▶ [Instruction]: Each line of the listing that contains the word "Code" is to be copied.

▶ [Task input]:
^^^^

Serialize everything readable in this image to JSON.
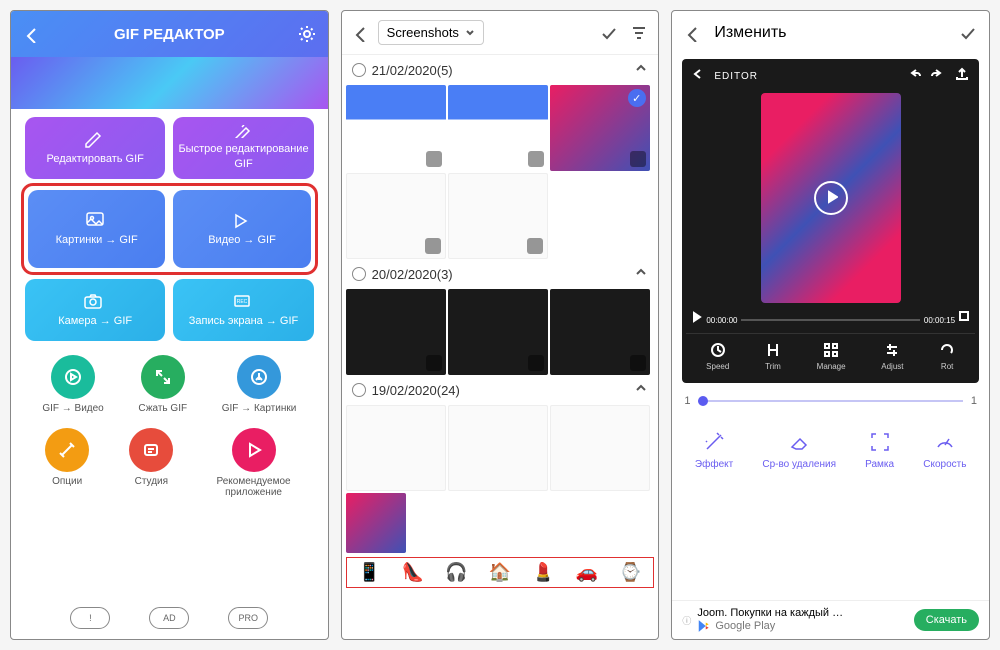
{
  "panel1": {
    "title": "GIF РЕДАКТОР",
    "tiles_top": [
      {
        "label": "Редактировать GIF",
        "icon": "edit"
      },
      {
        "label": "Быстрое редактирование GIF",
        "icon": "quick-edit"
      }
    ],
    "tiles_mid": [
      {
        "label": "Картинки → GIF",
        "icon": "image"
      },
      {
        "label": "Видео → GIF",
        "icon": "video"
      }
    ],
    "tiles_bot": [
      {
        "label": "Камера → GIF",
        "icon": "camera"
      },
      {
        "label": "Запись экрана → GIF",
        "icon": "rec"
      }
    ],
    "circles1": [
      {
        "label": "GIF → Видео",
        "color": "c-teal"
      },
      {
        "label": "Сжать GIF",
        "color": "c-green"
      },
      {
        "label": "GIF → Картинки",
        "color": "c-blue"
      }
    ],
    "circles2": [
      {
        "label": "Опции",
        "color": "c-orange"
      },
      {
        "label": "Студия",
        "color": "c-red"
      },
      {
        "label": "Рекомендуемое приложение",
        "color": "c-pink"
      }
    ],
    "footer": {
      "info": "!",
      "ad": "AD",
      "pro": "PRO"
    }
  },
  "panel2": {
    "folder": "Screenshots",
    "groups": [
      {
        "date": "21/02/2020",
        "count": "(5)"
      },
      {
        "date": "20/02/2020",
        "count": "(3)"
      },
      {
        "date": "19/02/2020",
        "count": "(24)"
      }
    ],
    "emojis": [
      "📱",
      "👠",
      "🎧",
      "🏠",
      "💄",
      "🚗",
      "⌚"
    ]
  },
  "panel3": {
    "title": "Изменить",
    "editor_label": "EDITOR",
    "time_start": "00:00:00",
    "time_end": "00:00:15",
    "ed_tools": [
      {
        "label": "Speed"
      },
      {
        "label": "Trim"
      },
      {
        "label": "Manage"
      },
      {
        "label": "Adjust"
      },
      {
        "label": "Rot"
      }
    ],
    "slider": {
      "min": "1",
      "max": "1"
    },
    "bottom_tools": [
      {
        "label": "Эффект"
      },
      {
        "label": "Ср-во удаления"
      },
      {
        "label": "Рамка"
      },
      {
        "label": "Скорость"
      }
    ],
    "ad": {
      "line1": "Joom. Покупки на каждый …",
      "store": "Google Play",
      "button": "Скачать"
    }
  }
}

^^^^

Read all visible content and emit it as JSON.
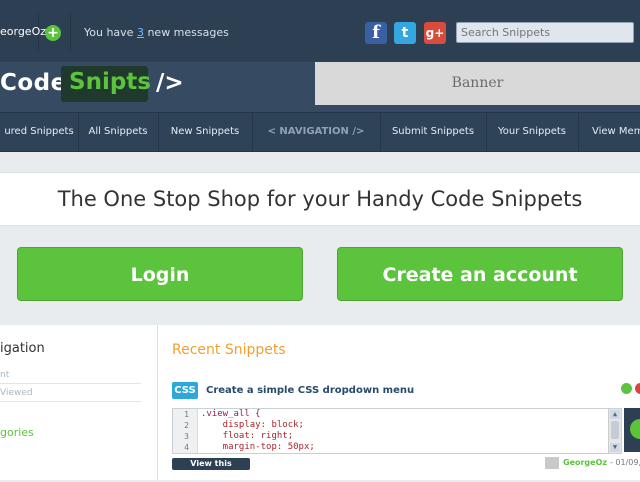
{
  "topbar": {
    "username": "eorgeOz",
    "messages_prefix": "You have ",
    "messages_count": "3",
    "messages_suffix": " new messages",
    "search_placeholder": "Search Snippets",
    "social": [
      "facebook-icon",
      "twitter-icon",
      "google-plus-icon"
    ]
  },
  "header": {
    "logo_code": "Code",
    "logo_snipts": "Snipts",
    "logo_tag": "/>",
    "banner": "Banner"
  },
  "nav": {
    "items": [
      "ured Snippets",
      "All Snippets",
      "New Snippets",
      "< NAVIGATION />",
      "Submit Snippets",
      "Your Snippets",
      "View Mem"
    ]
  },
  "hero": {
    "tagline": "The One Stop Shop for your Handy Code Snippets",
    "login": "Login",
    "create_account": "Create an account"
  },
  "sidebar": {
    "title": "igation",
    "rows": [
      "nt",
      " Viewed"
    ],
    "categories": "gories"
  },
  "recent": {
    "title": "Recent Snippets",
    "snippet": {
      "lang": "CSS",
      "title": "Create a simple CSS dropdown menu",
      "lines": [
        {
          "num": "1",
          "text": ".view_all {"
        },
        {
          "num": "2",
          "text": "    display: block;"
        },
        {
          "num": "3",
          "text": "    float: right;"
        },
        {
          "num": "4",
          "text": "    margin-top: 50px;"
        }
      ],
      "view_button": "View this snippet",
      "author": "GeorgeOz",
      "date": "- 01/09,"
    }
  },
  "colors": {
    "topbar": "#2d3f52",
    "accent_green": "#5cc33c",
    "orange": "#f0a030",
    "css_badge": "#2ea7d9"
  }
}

^^^^

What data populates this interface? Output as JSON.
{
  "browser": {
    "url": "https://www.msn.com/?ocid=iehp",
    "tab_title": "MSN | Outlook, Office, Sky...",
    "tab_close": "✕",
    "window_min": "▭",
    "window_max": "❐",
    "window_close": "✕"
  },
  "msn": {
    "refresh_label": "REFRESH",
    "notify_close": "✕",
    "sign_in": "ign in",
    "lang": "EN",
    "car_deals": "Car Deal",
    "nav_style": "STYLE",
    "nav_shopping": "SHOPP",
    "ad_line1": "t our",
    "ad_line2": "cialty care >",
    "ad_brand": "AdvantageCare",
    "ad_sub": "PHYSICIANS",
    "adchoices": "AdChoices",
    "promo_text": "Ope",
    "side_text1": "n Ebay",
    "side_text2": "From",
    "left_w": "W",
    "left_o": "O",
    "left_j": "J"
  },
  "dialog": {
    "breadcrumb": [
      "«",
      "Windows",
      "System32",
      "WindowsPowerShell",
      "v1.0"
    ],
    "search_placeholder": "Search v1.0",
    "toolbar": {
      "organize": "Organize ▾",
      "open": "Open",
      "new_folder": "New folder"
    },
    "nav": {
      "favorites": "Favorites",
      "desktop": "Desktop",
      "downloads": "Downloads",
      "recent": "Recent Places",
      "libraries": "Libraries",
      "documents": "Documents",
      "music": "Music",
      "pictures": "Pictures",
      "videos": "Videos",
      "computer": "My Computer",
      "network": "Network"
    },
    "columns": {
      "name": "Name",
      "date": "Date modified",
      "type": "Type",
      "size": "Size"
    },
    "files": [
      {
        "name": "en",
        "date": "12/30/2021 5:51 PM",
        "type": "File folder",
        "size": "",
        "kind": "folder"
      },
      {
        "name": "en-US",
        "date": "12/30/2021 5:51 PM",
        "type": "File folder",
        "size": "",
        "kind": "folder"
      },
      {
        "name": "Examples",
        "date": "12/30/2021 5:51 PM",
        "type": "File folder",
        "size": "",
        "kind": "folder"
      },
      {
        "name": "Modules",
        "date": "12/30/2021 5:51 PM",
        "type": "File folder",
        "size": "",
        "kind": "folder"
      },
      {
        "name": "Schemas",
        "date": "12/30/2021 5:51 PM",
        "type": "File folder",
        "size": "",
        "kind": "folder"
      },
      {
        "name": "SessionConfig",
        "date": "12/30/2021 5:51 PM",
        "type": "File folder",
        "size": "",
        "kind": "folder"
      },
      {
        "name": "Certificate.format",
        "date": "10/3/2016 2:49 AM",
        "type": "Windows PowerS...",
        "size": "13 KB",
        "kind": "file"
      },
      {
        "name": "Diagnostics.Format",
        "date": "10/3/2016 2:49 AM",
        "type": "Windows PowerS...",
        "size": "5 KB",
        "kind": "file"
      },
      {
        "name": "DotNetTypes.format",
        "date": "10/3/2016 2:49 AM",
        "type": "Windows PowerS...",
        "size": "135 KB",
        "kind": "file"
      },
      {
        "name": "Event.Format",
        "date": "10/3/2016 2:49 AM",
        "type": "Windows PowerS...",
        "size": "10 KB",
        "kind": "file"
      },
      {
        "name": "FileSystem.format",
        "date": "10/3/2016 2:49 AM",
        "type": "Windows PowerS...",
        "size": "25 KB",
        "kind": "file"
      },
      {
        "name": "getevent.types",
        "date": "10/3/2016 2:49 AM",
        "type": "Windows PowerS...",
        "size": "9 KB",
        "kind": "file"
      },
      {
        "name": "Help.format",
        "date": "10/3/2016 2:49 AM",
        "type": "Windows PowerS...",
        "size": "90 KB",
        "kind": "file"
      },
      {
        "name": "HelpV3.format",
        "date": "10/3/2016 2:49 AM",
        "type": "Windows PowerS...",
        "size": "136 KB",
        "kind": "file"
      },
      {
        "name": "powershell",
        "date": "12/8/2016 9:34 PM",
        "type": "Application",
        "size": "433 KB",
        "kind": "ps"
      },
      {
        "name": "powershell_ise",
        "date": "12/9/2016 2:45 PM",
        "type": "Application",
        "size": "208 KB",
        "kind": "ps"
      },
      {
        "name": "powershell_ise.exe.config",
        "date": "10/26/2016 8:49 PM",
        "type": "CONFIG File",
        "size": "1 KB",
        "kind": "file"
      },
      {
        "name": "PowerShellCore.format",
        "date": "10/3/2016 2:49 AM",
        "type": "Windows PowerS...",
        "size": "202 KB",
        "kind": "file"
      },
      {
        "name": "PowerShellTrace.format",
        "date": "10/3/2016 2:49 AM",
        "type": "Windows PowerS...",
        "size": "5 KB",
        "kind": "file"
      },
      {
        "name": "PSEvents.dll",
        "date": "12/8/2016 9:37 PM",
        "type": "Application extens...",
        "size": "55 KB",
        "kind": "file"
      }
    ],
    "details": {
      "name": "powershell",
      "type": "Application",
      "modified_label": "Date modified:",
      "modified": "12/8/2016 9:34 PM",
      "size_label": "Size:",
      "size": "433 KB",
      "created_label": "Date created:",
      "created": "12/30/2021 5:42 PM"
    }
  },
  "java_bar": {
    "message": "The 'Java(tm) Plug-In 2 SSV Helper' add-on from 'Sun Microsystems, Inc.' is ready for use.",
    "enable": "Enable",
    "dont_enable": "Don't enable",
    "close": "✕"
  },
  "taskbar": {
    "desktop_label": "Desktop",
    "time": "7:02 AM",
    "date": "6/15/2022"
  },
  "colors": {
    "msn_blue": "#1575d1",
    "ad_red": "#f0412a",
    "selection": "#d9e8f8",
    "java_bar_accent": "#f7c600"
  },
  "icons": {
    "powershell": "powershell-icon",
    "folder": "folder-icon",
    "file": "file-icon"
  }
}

^^^^

▶ [Problem solution]:
    "logo_code": "Code",
    "tagline": "The One Stop Shop for your Handy Code Snippets",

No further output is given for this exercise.